**** The records
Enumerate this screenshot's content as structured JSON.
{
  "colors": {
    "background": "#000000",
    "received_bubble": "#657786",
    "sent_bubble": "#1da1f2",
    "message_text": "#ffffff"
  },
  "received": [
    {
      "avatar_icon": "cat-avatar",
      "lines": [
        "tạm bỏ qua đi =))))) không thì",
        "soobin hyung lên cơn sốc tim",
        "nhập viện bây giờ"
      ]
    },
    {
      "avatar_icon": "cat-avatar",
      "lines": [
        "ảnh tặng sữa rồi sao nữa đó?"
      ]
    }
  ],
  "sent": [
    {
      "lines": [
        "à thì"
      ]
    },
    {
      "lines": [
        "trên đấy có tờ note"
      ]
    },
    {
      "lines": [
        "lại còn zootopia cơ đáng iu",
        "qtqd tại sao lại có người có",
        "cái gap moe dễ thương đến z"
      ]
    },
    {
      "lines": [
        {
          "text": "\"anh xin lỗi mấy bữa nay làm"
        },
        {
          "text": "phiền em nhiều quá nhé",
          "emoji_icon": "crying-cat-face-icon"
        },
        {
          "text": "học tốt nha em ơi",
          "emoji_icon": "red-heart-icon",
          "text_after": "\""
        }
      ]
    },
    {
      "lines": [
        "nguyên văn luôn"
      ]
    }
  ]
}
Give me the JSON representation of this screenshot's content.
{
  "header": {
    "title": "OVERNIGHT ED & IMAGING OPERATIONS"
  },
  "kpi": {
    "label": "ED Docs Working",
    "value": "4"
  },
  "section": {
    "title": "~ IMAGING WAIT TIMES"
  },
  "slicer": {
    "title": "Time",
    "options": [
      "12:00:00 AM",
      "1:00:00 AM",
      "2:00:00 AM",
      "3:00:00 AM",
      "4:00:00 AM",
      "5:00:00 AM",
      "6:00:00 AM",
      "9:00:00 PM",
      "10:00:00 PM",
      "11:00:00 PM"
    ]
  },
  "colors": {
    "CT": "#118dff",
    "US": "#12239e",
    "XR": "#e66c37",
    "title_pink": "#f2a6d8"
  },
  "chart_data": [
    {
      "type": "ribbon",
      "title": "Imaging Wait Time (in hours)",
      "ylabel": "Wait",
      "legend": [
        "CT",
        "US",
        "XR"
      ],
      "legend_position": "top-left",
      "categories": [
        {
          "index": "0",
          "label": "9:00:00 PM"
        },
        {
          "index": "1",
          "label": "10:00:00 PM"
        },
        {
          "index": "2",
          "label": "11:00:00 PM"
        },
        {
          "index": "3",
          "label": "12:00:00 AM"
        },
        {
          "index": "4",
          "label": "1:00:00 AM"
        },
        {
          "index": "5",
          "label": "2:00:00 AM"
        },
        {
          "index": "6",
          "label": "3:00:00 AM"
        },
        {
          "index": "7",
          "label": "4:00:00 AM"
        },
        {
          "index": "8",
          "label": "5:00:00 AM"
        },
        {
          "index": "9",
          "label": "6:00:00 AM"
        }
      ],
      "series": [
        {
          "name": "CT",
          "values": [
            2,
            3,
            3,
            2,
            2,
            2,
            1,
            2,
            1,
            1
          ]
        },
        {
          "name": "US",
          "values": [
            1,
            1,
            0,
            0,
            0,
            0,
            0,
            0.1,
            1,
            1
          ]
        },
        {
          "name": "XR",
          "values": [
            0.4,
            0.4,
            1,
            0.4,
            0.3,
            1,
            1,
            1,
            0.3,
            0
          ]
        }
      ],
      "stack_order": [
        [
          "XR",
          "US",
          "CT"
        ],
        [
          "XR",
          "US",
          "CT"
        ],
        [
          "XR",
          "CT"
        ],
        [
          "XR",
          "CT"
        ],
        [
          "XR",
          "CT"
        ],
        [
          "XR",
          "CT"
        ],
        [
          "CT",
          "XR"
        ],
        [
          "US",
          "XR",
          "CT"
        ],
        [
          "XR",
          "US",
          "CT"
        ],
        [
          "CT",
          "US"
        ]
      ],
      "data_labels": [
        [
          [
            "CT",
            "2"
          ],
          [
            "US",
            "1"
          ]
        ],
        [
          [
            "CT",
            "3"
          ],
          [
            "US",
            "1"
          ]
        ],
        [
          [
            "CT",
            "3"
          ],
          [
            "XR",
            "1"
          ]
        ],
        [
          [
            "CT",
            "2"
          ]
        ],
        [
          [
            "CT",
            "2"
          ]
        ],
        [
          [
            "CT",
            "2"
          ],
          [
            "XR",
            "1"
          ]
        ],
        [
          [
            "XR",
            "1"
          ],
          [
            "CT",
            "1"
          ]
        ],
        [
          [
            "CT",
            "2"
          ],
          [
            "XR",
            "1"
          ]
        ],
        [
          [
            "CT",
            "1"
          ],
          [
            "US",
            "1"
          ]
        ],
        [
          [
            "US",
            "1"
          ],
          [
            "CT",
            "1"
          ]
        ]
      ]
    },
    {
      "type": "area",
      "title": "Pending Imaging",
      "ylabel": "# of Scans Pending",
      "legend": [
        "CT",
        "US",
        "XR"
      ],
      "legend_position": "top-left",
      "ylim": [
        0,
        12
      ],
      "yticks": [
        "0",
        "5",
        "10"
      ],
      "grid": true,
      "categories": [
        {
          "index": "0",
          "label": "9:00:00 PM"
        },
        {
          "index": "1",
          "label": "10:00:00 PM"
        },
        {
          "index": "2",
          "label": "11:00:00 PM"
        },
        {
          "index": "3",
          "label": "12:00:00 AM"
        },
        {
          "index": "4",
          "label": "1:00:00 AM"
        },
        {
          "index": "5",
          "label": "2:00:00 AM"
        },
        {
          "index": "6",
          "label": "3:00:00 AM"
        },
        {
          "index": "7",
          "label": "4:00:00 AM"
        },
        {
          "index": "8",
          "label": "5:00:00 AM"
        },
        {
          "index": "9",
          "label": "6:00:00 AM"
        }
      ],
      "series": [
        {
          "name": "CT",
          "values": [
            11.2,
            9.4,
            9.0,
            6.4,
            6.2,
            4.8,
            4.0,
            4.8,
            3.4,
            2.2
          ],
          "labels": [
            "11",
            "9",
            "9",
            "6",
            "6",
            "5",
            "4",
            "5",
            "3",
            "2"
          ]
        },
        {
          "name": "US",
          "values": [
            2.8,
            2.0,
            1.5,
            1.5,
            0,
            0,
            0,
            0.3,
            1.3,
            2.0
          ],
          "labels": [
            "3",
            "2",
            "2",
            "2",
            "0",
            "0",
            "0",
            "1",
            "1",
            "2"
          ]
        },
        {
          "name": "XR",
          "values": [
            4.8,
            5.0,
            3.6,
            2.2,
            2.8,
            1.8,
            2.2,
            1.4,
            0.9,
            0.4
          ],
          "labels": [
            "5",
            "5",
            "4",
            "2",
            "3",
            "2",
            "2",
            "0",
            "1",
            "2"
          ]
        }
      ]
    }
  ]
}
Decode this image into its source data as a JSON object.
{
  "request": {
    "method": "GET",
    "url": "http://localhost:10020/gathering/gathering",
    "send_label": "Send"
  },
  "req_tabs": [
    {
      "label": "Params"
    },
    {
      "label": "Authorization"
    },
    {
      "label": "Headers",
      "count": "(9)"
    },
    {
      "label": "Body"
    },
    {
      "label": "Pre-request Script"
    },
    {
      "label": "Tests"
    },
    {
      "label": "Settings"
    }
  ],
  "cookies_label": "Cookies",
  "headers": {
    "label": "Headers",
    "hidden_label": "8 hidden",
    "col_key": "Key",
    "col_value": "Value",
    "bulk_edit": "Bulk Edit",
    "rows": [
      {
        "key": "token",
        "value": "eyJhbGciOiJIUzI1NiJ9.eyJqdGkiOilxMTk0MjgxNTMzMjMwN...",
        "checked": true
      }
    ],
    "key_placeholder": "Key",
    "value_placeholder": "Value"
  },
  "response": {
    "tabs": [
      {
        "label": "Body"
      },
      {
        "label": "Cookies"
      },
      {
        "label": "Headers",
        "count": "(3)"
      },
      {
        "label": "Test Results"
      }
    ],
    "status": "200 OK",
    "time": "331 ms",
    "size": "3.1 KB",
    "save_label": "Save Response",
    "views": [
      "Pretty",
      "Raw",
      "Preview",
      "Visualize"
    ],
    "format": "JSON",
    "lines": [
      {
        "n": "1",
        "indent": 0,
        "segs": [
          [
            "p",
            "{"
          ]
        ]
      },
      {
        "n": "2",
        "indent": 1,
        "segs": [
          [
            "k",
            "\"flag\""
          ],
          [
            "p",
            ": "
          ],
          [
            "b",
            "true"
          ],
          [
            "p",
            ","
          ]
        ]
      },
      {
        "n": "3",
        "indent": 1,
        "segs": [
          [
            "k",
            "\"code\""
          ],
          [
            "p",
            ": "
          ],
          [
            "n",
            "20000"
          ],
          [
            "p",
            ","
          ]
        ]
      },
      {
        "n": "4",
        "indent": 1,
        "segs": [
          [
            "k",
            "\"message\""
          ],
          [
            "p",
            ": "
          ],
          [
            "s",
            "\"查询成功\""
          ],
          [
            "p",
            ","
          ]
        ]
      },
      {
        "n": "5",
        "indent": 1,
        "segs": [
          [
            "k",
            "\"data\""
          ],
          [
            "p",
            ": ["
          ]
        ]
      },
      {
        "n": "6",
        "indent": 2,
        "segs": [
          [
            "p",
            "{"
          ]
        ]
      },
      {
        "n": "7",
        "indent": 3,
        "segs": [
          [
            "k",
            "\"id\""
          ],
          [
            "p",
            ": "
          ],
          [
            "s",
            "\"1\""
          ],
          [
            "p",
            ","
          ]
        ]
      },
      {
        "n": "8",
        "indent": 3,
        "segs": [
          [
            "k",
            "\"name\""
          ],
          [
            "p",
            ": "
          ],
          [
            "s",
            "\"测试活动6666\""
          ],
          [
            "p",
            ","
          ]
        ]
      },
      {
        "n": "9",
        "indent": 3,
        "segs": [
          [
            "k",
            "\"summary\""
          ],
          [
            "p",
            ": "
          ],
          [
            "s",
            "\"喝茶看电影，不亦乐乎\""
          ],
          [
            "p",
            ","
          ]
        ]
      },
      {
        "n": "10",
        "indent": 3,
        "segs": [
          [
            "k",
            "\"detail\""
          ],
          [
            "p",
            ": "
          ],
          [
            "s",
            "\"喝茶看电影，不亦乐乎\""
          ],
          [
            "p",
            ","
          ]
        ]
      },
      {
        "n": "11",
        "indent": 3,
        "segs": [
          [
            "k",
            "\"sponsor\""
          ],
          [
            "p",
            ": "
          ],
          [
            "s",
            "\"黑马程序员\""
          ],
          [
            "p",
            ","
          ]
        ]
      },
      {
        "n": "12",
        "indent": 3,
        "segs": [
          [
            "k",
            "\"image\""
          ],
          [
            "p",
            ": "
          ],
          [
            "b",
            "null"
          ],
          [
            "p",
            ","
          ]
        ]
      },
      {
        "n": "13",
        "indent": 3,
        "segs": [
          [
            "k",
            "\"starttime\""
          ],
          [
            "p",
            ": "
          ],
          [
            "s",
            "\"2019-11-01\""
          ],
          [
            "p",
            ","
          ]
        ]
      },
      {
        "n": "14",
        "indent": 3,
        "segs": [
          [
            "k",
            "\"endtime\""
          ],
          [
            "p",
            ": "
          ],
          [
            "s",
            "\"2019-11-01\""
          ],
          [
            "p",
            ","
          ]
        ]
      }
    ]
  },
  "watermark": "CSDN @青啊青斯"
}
********
◆ What is expected
Give every line of the material that includes the string "screenshot".

◆ Result
Enumerate this screenshot's content as structured JSON.
Give me the JSON representation of this screenshot's content.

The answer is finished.